[Extracted data entries]
=-=-=-=-=

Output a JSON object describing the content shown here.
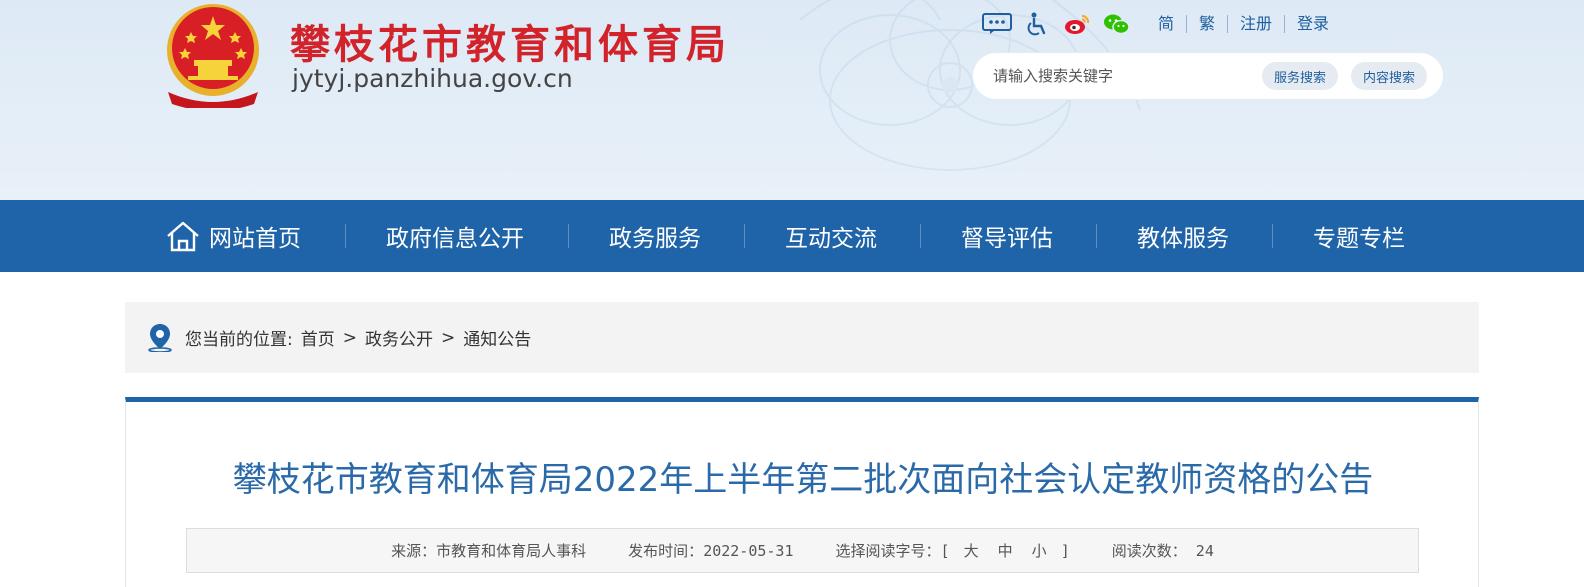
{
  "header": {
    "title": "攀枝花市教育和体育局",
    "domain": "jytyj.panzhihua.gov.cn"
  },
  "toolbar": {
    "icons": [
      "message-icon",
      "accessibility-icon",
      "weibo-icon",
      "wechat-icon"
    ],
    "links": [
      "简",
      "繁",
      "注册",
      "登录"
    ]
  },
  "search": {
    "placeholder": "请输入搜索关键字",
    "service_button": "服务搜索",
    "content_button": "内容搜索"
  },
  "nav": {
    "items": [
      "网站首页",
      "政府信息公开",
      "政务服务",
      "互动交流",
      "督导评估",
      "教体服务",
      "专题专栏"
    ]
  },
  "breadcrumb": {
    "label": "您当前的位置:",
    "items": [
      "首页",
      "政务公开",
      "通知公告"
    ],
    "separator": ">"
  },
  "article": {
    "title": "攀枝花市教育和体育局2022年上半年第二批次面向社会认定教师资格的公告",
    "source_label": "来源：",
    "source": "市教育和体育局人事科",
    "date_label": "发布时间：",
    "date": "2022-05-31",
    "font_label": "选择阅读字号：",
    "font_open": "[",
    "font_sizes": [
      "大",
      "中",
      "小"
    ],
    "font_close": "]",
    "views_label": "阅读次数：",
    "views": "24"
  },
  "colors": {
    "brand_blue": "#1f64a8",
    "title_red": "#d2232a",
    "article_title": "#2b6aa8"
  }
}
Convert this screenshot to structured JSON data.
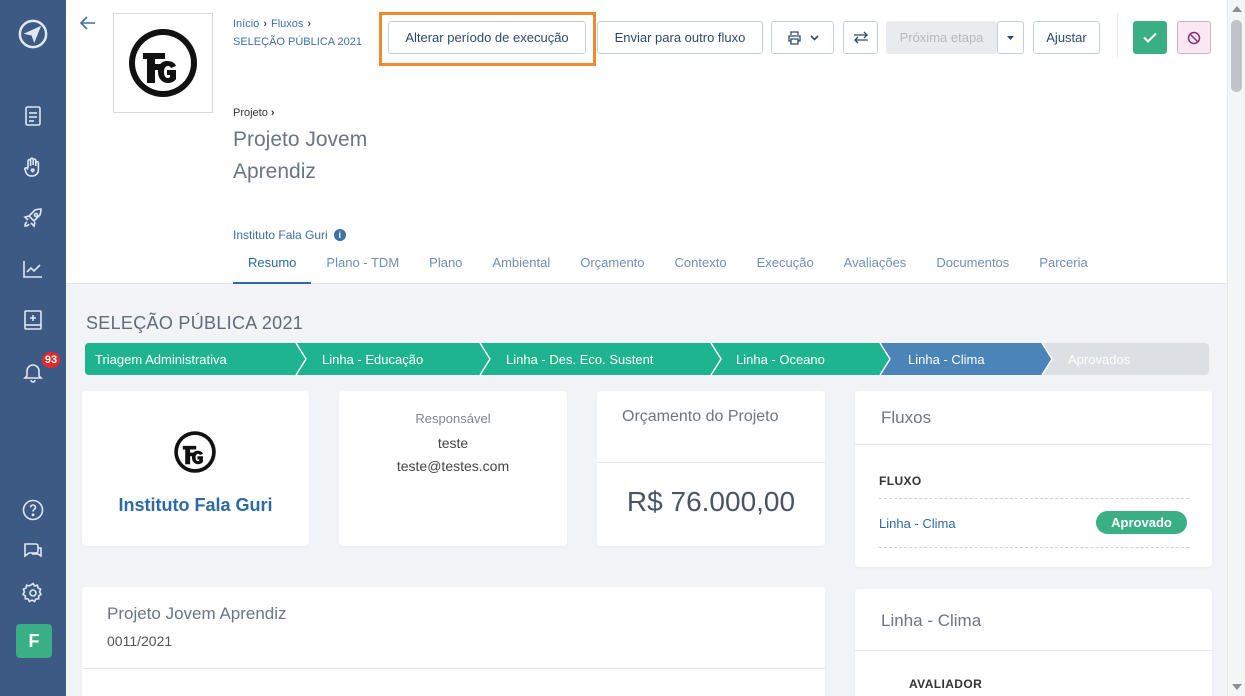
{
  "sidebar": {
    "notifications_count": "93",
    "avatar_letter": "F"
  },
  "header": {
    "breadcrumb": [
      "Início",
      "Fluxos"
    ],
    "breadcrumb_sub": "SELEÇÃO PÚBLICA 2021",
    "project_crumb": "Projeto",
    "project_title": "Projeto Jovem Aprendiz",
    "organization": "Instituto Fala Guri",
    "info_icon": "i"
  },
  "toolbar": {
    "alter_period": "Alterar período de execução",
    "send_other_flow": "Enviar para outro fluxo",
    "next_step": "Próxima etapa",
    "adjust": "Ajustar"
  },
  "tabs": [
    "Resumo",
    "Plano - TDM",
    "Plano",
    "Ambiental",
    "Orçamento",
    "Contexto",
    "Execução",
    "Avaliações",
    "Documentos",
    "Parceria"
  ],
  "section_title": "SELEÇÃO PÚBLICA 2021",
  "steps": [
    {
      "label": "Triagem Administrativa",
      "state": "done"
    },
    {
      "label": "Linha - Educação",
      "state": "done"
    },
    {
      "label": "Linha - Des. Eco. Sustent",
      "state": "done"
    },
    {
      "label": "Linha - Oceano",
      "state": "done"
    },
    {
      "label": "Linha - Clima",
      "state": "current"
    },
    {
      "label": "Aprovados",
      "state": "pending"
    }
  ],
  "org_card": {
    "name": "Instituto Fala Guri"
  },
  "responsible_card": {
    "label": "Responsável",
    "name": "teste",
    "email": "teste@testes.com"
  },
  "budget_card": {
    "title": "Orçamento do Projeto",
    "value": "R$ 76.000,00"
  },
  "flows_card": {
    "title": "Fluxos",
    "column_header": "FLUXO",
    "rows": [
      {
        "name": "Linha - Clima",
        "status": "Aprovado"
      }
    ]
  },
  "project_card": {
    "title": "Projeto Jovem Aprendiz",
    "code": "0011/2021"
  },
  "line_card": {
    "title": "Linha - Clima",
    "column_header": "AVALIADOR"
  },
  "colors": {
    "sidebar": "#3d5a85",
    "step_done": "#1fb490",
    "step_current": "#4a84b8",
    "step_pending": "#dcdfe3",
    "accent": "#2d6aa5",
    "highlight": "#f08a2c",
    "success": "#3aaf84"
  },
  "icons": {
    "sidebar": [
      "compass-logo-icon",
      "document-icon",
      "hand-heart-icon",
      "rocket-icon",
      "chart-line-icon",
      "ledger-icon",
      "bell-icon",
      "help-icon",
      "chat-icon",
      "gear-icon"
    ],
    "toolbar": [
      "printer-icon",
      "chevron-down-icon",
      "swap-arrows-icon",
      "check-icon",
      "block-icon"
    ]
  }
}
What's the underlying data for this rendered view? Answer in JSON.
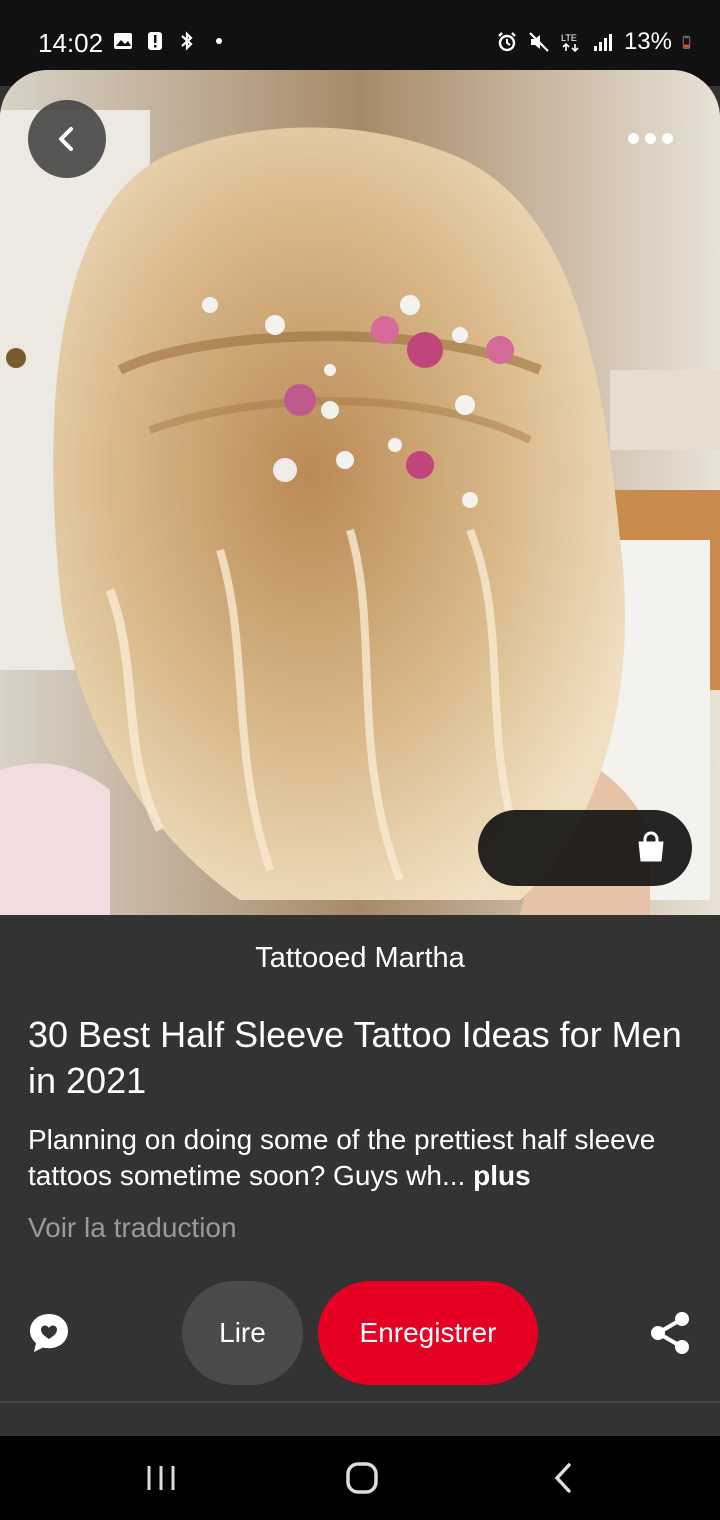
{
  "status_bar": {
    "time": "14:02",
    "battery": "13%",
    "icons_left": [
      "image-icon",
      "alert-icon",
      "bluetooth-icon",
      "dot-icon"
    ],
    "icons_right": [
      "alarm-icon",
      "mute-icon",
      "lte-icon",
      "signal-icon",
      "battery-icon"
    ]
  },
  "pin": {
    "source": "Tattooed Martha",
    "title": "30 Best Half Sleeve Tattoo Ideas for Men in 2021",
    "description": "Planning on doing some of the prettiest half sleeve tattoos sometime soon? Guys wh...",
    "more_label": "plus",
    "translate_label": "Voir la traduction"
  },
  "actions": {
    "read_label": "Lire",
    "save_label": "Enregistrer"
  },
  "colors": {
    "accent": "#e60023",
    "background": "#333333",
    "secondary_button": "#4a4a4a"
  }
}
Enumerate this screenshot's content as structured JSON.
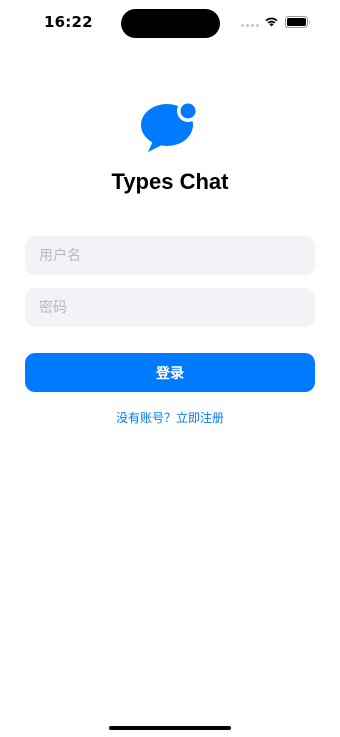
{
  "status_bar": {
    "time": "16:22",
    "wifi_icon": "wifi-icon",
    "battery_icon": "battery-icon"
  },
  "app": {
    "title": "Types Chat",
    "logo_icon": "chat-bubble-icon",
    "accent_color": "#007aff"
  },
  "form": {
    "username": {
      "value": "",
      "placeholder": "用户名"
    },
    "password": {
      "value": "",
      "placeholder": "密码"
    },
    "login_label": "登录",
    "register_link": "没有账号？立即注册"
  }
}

=-=-=-=-=

* REQUIREMENTS *
Quote the entries above word for word. Leave the images out.

* THE COMPLETED TASK *
Output a JSON object describing the content shown here.
{
  "header": {
    "title": "攀枝花市教育和体育局",
    "domain": "jytyj.panzhihua.gov.cn"
  },
  "toolbar": {
    "icons": [
      "message-icon",
      "accessibility-icon",
      "weibo-icon",
      "wechat-icon"
    ],
    "links": [
      "简",
      "繁",
      "注册",
      "登录"
    ]
  },
  "search": {
    "placeholder": "请输入搜索关键字",
    "service_button": "服务搜索",
    "content_button": "内容搜索"
  },
  "nav": {
    "items": [
      "网站首页",
      "政府信息公开",
      "政务服务",
      "互动交流",
      "督导评估",
      "教体服务",
      "专题专栏"
    ]
  },
  "breadcrumb": {
    "label": "您当前的位置:",
    "items": [
      "首页",
      "政务公开",
      "通知公告"
    ],
    "separator": ">"
  },
  "article": {
    "title": "攀枝花市教育和体育局2022年上半年第二批次面向社会认定教师资格的公告",
    "source_label": "来源：",
    "source": "市教育和体育局人事科",
    "date_label": "发布时间：",
    "date": "2022-05-31",
    "font_label": "选择阅读字号：",
    "font_open": "[",
    "font_sizes": [
      "大",
      "中",
      "小"
    ],
    "font_close": "]",
    "views_label": "阅读次数：",
    "views": "24"
  },
  "colors": {
    "brand_blue": "#1f64a8",
    "title_red": "#d2232a",
    "article_title": "#2b6aa8"
  }
}
Convert this screenshot to structured JSON data.
{
  "sidebar": {
    "notifications_count": "93",
    "avatar_letter": "F"
  },
  "header": {
    "breadcrumb": [
      "Início",
      "Fluxos"
    ],
    "breadcrumb_sub": "SELEÇÃO PÚBLICA 2021",
    "project_crumb": "Projeto",
    "project_title": "Projeto Jovem Aprendiz",
    "organization": "Instituto Fala Guri",
    "info_icon": "i"
  },
  "toolbar": {
    "alter_period": "Alterar período de execução",
    "send_other_flow": "Enviar para outro fluxo",
    "next_step": "Próxima etapa",
    "adjust": "Ajustar"
  },
  "tabs": [
    "Resumo",
    "Plano - TDM",
    "Plano",
    "Ambiental",
    "Orçamento",
    "Contexto",
    "Execução",
    "Avaliações",
    "Documentos",
    "Parceria"
  ],
  "section_title": "SELEÇÃO PÚBLICA 2021",
  "steps": [
    {
      "label": "Triagem Administrativa",
      "state": "done"
    },
    {
      "label": "Linha - Educação",
      "state": "done"
    },
    {
      "label": "Linha - Des. Eco. Sustent",
      "state": "done"
    },
    {
      "label": "Linha - Oceano",
      "state": "done"
    },
    {
      "label": "Linha - Clima",
      "state": "current"
    },
    {
      "label": "Aprovados",
      "state": "pending"
    }
  ],
  "org_card": {
    "name": "Instituto Fala Guri"
  },
  "responsible_card": {
    "label": "Responsável",
    "name": "teste",
    "email": "teste@testes.com"
  },
  "budget_card": {
    "title": "Orçamento do Projeto",
    "value": "R$ 76.000,00"
  },
  "flows_card": {
    "title": "Fluxos",
    "column_header": "FLUXO",
    "rows": [
      {
        "name": "Linha - Clima",
        "status": "Aprovado"
      }
    ]
  },
  "project_card": {
    "title": "Projeto Jovem Aprendiz",
    "code": "0011/2021"
  },
  "line_card": {
    "title": "Linha - Clima",
    "column_header": "AVALIADOR"
  },
  "colors": {
    "sidebar": "#3d5a85",
    "step_done": "#1fb490",
    "step_current": "#4a84b8",
    "step_pending": "#dcdfe3",
    "accent": "#2d6aa5",
    "highlight": "#f08a2c",
    "success": "#3aaf84"
  },
  "icons": {
    "sidebar": [
      "compass-logo-icon",
      "document-icon",
      "hand-heart-icon",
      "rocket-icon",
      "chart-line-icon",
      "ledger-icon",
      "bell-icon",
      "help-icon",
      "chat-icon",
      "gear-icon"
    ],
    "toolbar": [
      "printer-icon",
      "chevron-down-icon",
      "swap-arrows-icon",
      "check-icon",
      "block-icon"
    ]
  }
}
What's the underlying data for this rendered view? Answer in JSON.
{
  "status_bar": {
    "time": "14:02",
    "battery": "13%",
    "icons_left": [
      "image-icon",
      "alert-icon",
      "bluetooth-icon",
      "dot-icon"
    ],
    "icons_right": [
      "alarm-icon",
      "mute-icon",
      "lte-icon",
      "signal-icon",
      "battery-icon"
    ]
  },
  "pin": {
    "source": "Tattooed Martha",
    "title": "30 Best Half Sleeve Tattoo Ideas for Men in 2021",
    "description": "Planning on doing some of the prettiest half sleeve tattoos sometime soon? Guys wh...",
    "more_label": "plus",
    "translate_label": "Voir la traduction"
  },
  "actions": {
    "read_label": "Lire",
    "save_label": "Enregistrer"
  },
  "colors": {
    "accent": "#e60023",
    "background": "#333333",
    "secondary_button": "#4a4a4a"
  }
}
Enumerate this screenshot's content as structured JSON.
{
  "status_bar": {
    "time": "16:22",
    "wifi_icon": "wifi-icon",
    "battery_icon": "battery-icon"
  },
  "app": {
    "title": "Types Chat",
    "logo_icon": "chat-bubble-icon",
    "accent_color": "#007aff"
  },
  "form": {
    "username": {
      "value": "",
      "placeholder": "用户名"
    },
    "password": {
      "value": "",
      "placeholder": "密码"
    },
    "login_label": "登录",
    "register_link": "没有账号？立即注册"
  }
}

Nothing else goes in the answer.